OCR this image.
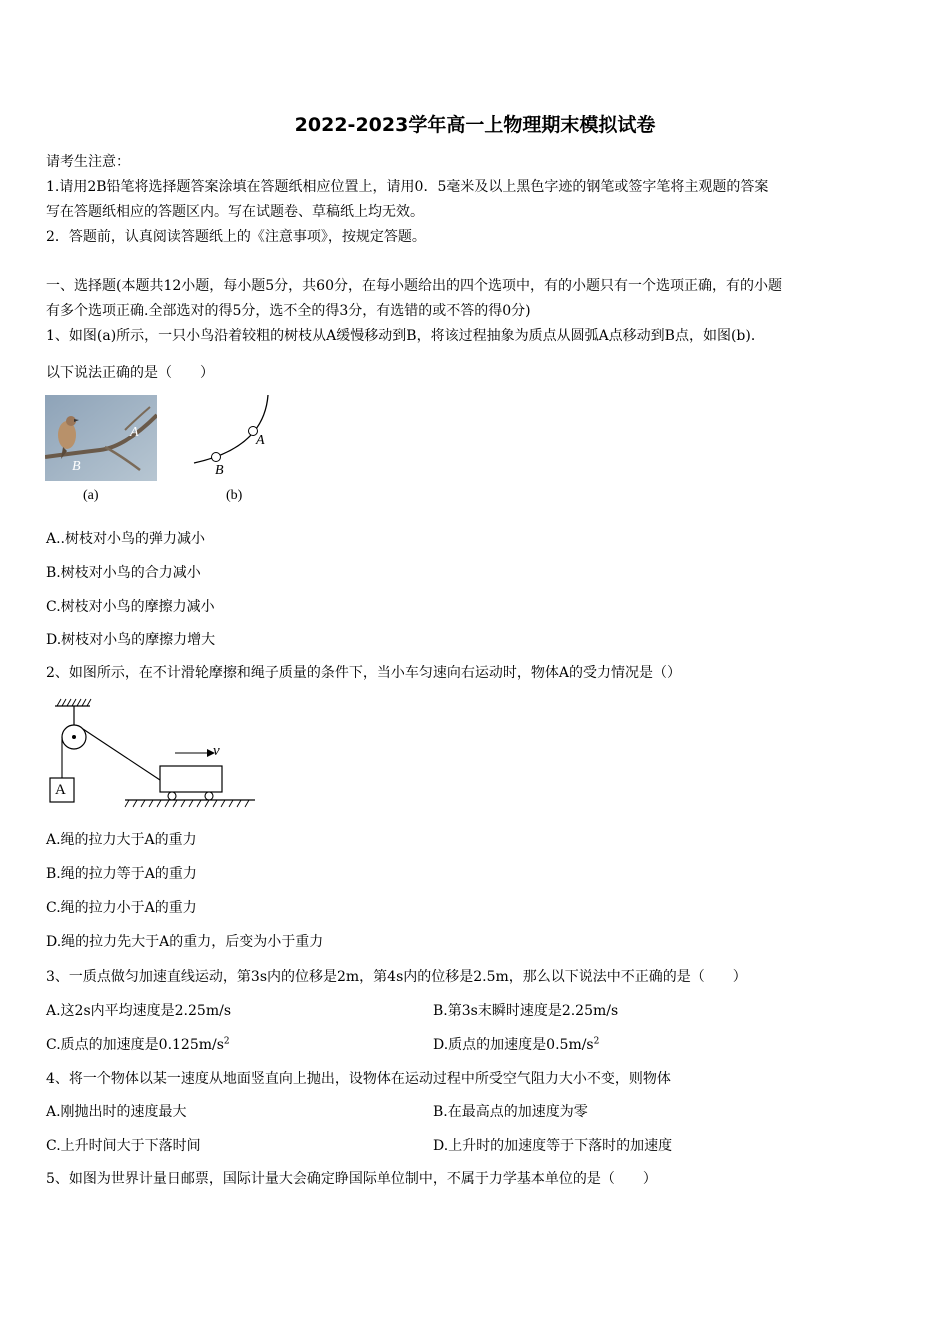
2022-2023学年高一上物理期末模拟试卷
请考生注意：
1.请用2B铅笔将选择题答案涂填在答题纸相应位置上，请用0．5毫米及以上黑色字迹的钢笔或签字笔将主观题的答案
写在答题纸相应的答题区内。写在试题卷、草稿纸上均无效。
2．答题前，认真阅读答题纸上的《注意事项》，按规定答题。
一、选择题(本题共12小题，每小题5分，共60分，在每小题给出的四个选项中，有的小题只有一个选项正确，有的小题
有多个选项正确.全部选对的得5分，选不全的得3分，有选错的或不答的得0分)
1、如图(a)所示，一只小鸟沿着较粗的树枝从A缓慢移动到B，将该过程抽象为质点从圆弧A点移动到B点，如图(b)．
以下说法正确的是（　　）
A
B
(a)
A
B
(b)
A..树枝对小鸟的弹力减小
B.树枝对小鸟的合力减小
C.树枝对小鸟的摩擦力减小
D.树枝对小鸟的摩擦力增大
2、如图所示，在不计滑轮摩擦和绳子质量的条件下，当小车匀速向右运动时，物体A的受力情况是（）
A
v
A.绳的拉力大于A的重力
B.绳的拉力等于A的重力
C.绳的拉力小于A的重力
D.绳的拉力先大于A的重力，后变为小于重力
3、一质点做匀加速直线运动，第3s内的位移是2m，第4s内的位移是2.5m，那么以下说法中不正确的是（　　）
A.这2s内平均速度是2.25m/s	B.第3s末瞬时速度是2.25m/s
C.质点的加速度是$0.125m/s^2$	D.质点的加速度是$0.5m/s^2$
4、将一个物体以某一速度从地面竖直向上抛出，设物体在运动过程中所受空气阻力大小不变，则物体
A.刚抛出时的速度最大	B.在最高点的加速度为零
C.上升时间大于下落时间	D.上升时的加速度等于下落时的加速度
5、如图为世界计量日邮票，国际计量大会确定睁国际单位制中，不属于力学基本单位的是（　　）
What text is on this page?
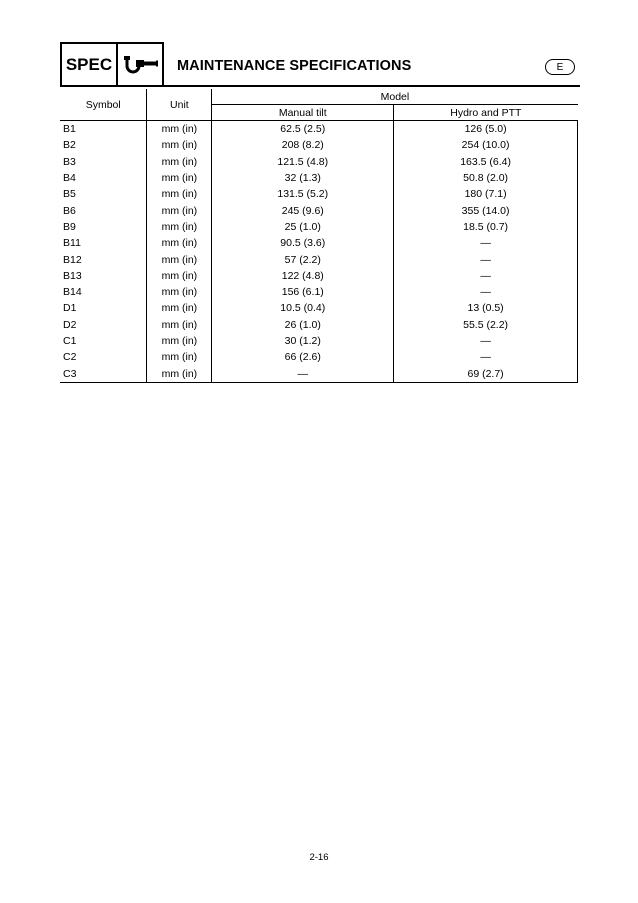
SPEC	MAINTENANCE SPECIFICATIONS	E
Symbol	Unit	Model	
		Manual tilt	Hydro and PTT
B1	mm (in)	62.5 (2.5)	126 (5.0)
B2	mm (in)	208 (8.2)	254 (10.0)
B3	mm (in)	121.5 (4.8)	163.5 (6.4)
B4	mm (in)	32 (1.3)	50.8 (2.0)
B5	mm (in)	131.5 (5.2)	180 (7.1)
B6	mm (in)	245 (9.6)	355 (14.0)
B9	mm (in)	25 (1.0)	18.5 (0.7)
B11	mm (in)	90.5 (3.6)	—
B12	mm (in)	57 (2.2)	—
B13	mm (in)	122 (4.8)	—
B14	mm (in)	156 (6.1)	—
D1	mm (in)	10.5 (0.4)	13 (0.5)
D2	mm (in)	26 (1.0)	55.5 (2.2)
C1	mm (in)	30 (1.2)	—
C2	mm (in)	66 (2.6)	—
C3	mm (in)	—	69 (2.7)
2-16
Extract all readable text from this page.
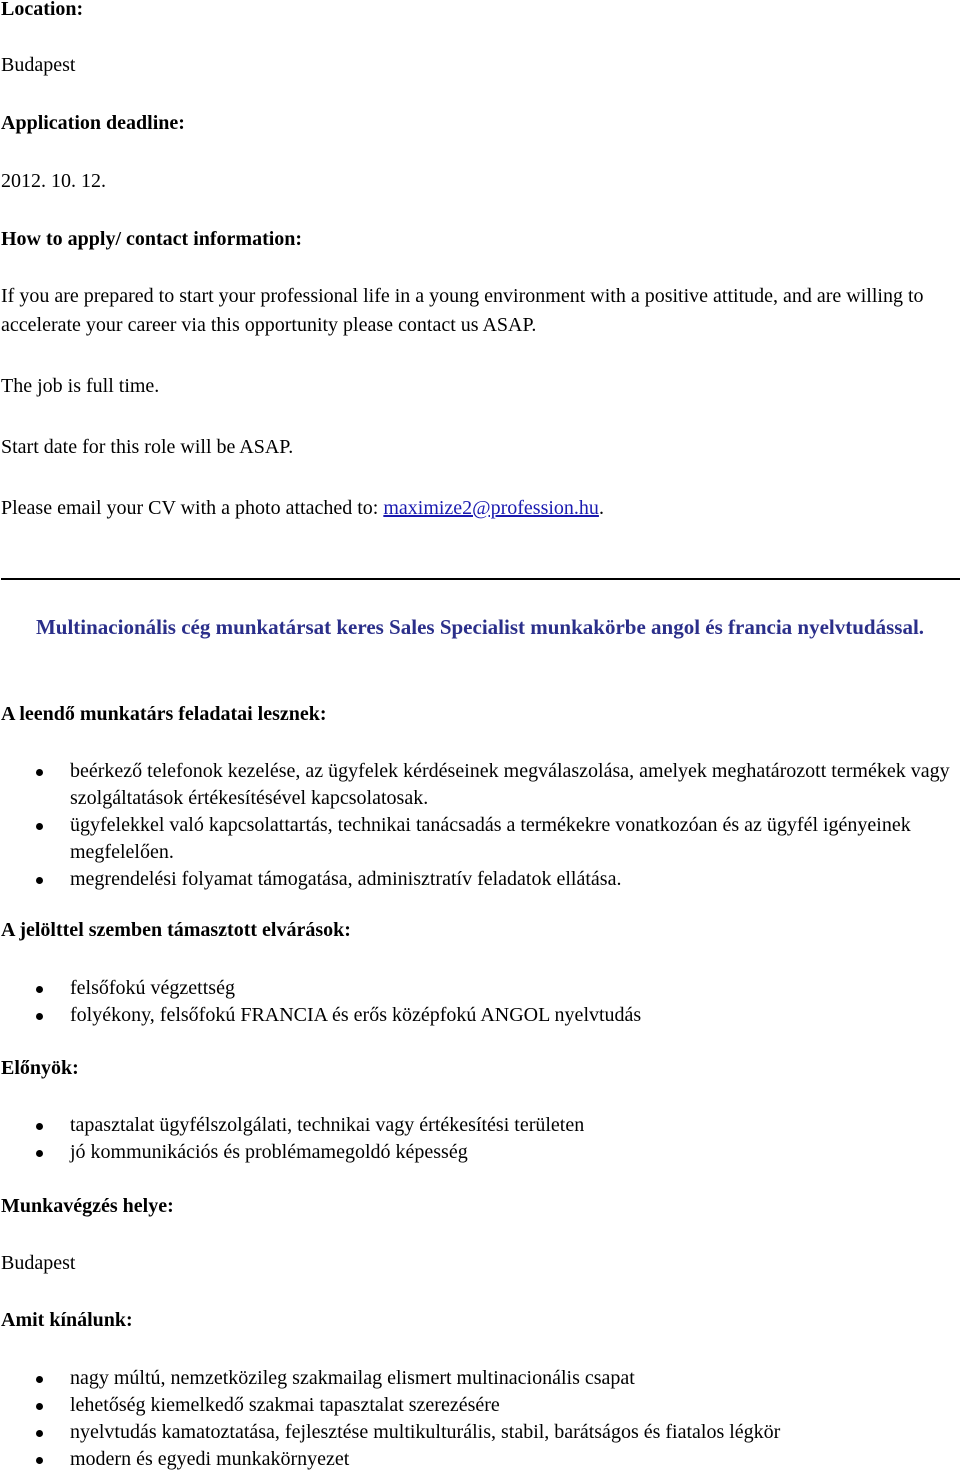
Location:

Budapest

Application deadline:

2012. 10. 12.

How to apply/ contact information:

If you are prepared to start your professional life in a young environment with a positive attitude, and are willing to accelerate your career via this opportunity please contact us ASAP.

The job is full time.

Start date for this role will be ASAP.

Please email your CV with a photo attached to: maximize2@profession.hu.

Multinacionális cég munkatársat keres Sales Specialist munkakörbe angol és francia nyelvtudással.

A leendő munkatárs feladatai lesznek:

beérkező telefonok kezelése, az ügyfelek kérdéseinek megválaszolása, amelyek meghatározott termékek vagy szolgáltatások értékesítésével kapcsolatosak.
ügyfelekkel való kapcsolattartás, technikai tanácsadás a termékekre vonatkozóan és az ügyfél igényeinek megfelelően.
megrendelési folyamat támogatása, adminisztratív feladatok ellátása.

A jelölttel szemben támasztott elvárások:

felsőfokú végzettség
folyékony, felsőfokú FRANCIA és erős középfokú ANGOL nyelvtudás

Előnyök:

tapasztalat ügyfélszolgálati, technikai vagy értékesítési területen
jó kommunikációs és problémamegoldó képesség

Munkavégzés helye:

Budapest

Amit kínálunk:

nagy múltú, nemzetközileg szakmailag elismert multinacionális csapat
lehetőség kiemelkedő szakmai tapasztalat szerezésére
nyelvtudás kamatoztatása, fejlesztése multikulturális, stabil, barátságos és fiatalos légkör
modern és egyedi munkakörnyezet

> TASK DETAILS: In the data above, find the line with "Extract all readable text from this page." and repeat it and every line after it through the end, exactly; leave the pictures out.

> OUTPUT OF THE TASK:
Extract all readable text from this page.
Location:

Budapest

Application deadline:

2012. 10. 12.

How to apply/ contact information:

If you are prepared to start your professional life in a young environment with a positive attitude, and are willing to accelerate your career via this opportunity please contact us ASAP.

The job is full time.

Start date for this role will be ASAP.

Please email your CV with a photo attached to: maximize2@profession.hu.

Multinacionális cég munkatársat keres Sales Specialist munkakörbe angol és francia nyelvtudással.

A leendő munkatárs feladatai lesznek:

beérkező telefonok kezelése, az ügyfelek kérdéseinek megválaszolása, amelyek meghatározott termékek vagy szolgáltatások értékesítésével kapcsolatosak.
ügyfelekkel való kapcsolattartás, technikai tanácsadás a termékekre vonatkozóan és az ügyfél igényeinek megfelelően.
megrendelési folyamat támogatása, adminisztratív feladatok ellátása.

A jelölttel szemben támasztott elvárások:

felsőfokú végzettség
folyékony, felsőfokú FRANCIA és erős középfokú ANGOL nyelvtudás

Előnyök:

tapasztalat ügyfélszolgálati, technikai vagy értékesítési területen
jó kommunikációs és problémamegoldó képesség

Munkavégzés helye:

Budapest

Amit kínálunk:

nagy múltú, nemzetközileg szakmailag elismert multinacionális csapat
lehetőség kiemelkedő szakmai tapasztalat szerezésére
nyelvtudás kamatoztatása, fejlesztése multikulturális, stabil, barátságos és fiatalos légkör
modern és egyedi munkakörnyezet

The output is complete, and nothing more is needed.